↓↓↓

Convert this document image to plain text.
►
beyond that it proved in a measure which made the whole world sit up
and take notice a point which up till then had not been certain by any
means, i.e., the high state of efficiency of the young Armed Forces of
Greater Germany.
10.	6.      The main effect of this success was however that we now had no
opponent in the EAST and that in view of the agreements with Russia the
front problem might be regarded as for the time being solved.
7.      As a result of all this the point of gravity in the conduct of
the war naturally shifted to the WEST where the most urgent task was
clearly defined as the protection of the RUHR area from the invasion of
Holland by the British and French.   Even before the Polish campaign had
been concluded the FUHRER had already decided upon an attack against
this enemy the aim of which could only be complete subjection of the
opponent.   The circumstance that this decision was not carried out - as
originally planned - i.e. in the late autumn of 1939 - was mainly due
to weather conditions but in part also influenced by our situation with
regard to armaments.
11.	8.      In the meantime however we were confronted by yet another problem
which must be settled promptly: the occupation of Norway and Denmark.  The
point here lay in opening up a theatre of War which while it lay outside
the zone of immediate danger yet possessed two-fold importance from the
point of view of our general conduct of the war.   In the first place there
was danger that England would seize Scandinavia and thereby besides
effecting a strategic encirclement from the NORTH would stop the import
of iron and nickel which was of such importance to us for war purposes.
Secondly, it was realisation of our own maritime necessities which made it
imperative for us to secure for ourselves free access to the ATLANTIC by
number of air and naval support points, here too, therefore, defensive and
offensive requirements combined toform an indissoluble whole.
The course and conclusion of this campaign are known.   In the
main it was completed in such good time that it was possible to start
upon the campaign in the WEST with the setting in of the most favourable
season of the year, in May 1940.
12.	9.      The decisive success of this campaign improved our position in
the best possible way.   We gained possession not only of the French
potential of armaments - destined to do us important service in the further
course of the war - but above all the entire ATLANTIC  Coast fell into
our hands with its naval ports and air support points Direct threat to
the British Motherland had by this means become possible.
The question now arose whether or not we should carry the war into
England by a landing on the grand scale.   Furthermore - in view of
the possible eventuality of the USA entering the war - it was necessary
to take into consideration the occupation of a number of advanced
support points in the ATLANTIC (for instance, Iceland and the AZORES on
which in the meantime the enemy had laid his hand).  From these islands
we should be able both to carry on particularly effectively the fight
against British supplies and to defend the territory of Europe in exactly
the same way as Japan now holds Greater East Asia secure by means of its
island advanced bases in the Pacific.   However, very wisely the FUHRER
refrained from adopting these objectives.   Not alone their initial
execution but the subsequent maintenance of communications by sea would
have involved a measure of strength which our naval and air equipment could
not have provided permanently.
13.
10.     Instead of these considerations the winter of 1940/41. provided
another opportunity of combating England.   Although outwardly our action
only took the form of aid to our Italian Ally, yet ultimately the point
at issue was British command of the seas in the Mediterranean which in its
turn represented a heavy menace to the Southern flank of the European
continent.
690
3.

↑↑↑

Report every line containing the word "opponent" from the listing above.

opponent in the EAST and that in view of the agreements with Russia the
opponent.   The circumstance that this decision was not carried out - as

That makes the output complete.